_What you have to do_: Your answer must consist solely of the number of lines that contain the word "text".

_Given information_:
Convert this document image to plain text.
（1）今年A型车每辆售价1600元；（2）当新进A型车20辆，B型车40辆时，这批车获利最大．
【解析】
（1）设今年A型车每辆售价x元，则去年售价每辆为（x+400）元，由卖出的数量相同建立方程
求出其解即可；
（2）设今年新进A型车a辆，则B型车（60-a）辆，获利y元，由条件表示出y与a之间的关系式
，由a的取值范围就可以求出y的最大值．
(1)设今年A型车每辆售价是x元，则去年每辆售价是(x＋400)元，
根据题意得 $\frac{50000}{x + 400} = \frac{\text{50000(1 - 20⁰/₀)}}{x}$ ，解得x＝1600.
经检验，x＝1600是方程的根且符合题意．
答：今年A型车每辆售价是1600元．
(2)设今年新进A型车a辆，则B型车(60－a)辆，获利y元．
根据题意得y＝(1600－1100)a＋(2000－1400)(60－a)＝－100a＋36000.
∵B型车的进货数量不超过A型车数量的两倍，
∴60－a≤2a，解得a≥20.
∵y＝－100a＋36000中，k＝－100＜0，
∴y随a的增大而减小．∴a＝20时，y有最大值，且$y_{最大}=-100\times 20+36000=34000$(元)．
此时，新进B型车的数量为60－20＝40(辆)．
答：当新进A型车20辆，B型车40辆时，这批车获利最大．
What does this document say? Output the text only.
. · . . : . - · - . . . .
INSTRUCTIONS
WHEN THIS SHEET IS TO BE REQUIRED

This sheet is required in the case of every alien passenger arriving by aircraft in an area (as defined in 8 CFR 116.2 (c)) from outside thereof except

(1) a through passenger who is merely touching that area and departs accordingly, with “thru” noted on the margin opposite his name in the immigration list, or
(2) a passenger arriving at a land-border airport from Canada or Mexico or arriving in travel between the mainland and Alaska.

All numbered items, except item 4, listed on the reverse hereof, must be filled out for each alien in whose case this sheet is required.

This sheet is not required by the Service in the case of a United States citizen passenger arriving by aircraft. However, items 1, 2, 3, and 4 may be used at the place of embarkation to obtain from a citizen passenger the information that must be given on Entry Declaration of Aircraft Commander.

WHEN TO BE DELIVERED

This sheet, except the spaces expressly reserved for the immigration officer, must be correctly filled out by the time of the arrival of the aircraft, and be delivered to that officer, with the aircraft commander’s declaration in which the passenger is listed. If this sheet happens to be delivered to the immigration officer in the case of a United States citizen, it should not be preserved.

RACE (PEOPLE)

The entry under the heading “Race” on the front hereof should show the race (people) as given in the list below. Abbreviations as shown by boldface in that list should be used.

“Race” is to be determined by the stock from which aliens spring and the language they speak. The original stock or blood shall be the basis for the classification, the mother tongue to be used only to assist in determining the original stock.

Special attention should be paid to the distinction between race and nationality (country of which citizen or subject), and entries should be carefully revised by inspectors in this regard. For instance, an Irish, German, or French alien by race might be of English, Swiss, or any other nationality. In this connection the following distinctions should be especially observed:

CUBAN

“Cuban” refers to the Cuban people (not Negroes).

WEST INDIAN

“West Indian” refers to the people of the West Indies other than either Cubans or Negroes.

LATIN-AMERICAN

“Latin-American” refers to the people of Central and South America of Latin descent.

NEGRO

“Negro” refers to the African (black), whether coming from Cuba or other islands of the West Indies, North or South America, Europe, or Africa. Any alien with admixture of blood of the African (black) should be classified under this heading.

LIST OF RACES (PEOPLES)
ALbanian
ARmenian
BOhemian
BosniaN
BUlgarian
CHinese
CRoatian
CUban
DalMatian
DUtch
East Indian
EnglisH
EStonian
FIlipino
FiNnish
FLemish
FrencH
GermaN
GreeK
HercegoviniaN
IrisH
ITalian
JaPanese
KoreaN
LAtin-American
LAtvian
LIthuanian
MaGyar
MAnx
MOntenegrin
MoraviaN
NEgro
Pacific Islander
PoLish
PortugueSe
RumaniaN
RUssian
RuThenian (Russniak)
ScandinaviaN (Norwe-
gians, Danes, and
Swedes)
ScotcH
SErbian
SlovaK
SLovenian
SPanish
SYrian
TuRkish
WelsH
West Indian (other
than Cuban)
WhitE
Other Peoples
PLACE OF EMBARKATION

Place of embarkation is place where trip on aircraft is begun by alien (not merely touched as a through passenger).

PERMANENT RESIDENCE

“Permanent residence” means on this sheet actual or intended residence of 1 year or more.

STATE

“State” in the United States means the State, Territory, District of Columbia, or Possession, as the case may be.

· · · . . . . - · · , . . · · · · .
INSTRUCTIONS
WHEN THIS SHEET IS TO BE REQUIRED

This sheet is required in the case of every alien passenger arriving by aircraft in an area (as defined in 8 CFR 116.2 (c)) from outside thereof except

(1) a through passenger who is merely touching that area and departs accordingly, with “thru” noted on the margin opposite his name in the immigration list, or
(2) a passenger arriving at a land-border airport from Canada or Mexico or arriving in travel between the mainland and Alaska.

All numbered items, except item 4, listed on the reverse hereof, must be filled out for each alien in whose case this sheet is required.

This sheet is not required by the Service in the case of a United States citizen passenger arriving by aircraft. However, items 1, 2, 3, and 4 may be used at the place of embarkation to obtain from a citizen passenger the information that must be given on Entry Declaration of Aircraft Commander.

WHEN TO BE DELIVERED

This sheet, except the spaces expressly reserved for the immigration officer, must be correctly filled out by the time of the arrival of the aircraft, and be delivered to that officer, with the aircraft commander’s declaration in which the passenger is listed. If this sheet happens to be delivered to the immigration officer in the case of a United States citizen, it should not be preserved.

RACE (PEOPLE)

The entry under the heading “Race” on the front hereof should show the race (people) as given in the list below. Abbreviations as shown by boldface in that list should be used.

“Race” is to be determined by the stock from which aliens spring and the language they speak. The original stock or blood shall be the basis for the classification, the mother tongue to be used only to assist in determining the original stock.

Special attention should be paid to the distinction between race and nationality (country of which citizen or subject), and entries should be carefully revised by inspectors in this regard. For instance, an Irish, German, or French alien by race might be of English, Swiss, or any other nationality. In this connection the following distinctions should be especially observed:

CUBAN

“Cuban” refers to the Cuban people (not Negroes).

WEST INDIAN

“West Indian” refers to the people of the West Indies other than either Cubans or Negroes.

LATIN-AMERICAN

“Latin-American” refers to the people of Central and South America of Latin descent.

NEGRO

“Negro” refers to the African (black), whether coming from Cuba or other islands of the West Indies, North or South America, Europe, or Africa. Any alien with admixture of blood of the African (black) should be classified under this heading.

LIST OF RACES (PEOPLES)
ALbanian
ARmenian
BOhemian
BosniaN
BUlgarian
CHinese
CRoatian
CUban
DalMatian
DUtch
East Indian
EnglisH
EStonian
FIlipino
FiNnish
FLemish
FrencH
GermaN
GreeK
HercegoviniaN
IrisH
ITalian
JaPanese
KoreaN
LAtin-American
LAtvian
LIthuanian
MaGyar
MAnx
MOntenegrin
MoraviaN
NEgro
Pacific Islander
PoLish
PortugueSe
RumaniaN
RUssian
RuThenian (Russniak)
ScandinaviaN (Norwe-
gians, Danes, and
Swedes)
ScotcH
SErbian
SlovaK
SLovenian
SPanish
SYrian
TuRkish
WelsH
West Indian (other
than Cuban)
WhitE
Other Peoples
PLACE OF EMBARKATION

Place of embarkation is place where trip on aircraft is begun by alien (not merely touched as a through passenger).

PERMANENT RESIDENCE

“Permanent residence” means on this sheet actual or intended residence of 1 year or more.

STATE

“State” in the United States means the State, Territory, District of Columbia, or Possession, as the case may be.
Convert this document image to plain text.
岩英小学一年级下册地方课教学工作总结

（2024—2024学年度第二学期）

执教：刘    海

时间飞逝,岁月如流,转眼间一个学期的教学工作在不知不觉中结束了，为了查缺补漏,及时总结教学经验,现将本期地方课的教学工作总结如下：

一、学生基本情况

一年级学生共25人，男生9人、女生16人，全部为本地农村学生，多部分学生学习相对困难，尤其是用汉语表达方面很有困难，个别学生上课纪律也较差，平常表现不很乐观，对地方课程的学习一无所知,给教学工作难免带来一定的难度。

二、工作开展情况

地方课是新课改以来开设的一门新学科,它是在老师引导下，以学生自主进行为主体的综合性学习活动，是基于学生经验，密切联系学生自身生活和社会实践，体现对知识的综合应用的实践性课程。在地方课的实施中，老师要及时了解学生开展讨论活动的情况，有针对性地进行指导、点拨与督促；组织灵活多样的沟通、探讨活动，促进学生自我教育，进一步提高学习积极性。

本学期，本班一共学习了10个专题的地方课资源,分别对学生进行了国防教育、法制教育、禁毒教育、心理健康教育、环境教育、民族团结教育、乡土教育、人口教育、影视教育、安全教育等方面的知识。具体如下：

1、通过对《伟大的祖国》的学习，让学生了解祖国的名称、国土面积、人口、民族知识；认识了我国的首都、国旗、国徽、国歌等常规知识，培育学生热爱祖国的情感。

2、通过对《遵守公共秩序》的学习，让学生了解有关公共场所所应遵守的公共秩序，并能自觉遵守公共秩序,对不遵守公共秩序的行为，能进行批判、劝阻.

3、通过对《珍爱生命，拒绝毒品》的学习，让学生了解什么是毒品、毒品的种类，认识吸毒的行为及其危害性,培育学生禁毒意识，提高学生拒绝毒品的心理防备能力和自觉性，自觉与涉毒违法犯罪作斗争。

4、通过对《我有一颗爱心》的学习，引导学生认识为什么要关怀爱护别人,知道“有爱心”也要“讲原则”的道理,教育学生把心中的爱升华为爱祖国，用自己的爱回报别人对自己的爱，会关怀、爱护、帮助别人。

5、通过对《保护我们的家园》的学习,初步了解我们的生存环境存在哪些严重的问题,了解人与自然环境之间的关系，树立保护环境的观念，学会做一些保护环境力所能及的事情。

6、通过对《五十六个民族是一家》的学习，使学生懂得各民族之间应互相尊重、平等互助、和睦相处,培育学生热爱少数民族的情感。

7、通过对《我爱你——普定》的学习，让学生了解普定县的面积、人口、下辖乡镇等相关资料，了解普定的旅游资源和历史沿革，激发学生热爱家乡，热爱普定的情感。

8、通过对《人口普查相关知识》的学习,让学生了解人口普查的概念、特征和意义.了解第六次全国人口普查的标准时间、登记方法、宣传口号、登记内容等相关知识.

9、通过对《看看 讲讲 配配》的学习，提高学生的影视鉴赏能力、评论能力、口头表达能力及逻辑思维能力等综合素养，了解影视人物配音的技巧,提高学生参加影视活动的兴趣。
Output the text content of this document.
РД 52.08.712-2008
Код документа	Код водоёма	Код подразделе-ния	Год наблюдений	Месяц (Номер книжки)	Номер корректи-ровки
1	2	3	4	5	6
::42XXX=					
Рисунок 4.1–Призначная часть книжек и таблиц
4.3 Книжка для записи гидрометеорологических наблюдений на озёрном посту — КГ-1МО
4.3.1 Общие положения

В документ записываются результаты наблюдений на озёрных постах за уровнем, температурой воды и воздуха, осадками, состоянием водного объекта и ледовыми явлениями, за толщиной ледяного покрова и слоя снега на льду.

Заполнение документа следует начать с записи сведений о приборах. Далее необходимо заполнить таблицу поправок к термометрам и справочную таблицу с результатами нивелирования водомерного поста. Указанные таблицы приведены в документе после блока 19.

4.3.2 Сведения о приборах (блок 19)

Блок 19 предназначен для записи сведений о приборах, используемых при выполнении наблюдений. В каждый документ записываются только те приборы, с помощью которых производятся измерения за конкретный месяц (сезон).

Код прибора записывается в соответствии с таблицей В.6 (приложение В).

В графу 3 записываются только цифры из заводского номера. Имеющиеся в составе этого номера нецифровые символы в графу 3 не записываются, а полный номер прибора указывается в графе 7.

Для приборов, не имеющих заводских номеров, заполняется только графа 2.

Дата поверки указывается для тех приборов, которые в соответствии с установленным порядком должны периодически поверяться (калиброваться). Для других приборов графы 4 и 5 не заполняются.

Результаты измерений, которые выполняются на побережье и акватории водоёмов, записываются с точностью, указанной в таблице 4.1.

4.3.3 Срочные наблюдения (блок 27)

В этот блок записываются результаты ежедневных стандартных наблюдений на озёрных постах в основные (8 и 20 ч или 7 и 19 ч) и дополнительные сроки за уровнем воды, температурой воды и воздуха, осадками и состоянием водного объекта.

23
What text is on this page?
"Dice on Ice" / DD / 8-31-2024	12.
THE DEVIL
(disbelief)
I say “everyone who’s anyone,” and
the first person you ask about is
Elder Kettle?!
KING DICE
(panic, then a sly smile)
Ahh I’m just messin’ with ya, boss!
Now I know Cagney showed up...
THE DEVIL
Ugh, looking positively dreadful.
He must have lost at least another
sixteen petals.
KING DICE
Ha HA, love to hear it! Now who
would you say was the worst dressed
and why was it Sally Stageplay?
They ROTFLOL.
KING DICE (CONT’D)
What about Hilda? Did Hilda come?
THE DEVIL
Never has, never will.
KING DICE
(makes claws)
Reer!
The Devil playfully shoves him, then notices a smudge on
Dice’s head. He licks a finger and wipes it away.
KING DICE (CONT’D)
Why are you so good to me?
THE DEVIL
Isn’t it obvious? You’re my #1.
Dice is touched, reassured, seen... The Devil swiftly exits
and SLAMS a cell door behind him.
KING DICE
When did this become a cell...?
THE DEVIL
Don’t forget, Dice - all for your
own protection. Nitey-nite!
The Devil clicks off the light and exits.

_Problem solution_: 6